──────── SOURCE ────────
Les puritains qui colonisèrent la Nouvelle-Angleterre déclaraient être venus dans le Nouveau Monde pour la liberté religieuse mais, une fois installés, ils firent clairement savoir que cette liberté n'était que pour eux et que la dissidence ne serait pas tolérée. Bien que l'exemple le plus célèbre soit celui d'Anne Hutchinson (1591-1643), bannie de la colonie de la baie du Massachusetts pour ses opinions religieuses en 1638, une illustration plus ancienne de ce même type de réaction à la dissidence fut le bannissement du pasteur séparatiste puritain Roger Williams (1603-1683) par le magistrat puritain et deuxième gouverneur de la colonie de la baie du Massachusetts, John Winthrop (c. 1588-1649), à l'automne de 1635.
────────
> CONSIGNE A: Relève toutes les personnes nommées dans le texte sur les puritains de la Nouvelle-Angleterre, avec les dates qui accompagnent chacune.
──────── DONNÉES FOURNIES ────────
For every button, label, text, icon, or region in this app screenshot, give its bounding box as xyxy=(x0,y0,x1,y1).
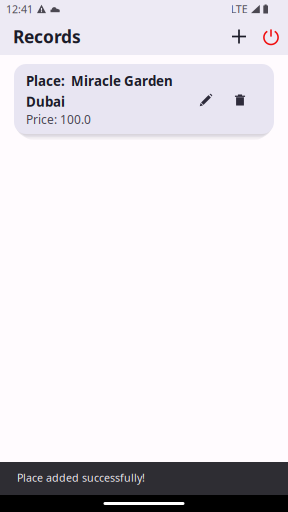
staticText: 12:41 xyxy=(6,2,33,16)
button[interactable]: Edit record xyxy=(192,86,220,114)
staticText: Place: Miracle Garden Dubai xyxy=(26,72,173,110)
button[interactable]: Log out xyxy=(255,20,287,52)
staticText: LTE xyxy=(231,2,248,16)
staticText: Place added successfully! xyxy=(17,470,145,485)
button[interactable]: Add record xyxy=(223,20,255,52)
staticText: Records xyxy=(13,25,81,48)
button[interactable]: Delete record xyxy=(226,86,254,114)
staticText: Price: 100.0 xyxy=(26,111,91,127)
────────
> CONSIGNE B: Modifie les entrées comprises entre leur début et la ligne contenant "button[interactable]: Add record", incluse, en remplaçant "bounding box" par "enclosing box". Laisse les images de côté dans ta réponse.

> RÉPONSE COMPLÈTE A:
- Anne Hutchinson (1591-1643)
- Roger Williams (1603-1683)
- John Winthrop (c. 1588-1649)

> RÉPONSE COMPLÈTE B:
For every button, label, text, icon, or region in this app screenshot, give its enclosing box as xyxy=(x0,y0,x1,y1).
staticText: 12:41 xyxy=(6,2,33,16)
button[interactable]: Edit record xyxy=(192,86,220,114)
staticText: Place: Miracle Garden Dubai xyxy=(26,72,173,110)
button[interactable]: Log out xyxy=(255,20,287,52)
staticText: LTE xyxy=(231,2,248,16)
staticText: Place added successfully! xyxy=(17,470,145,485)
button[interactable]: Add record xyxy=(223,20,255,52)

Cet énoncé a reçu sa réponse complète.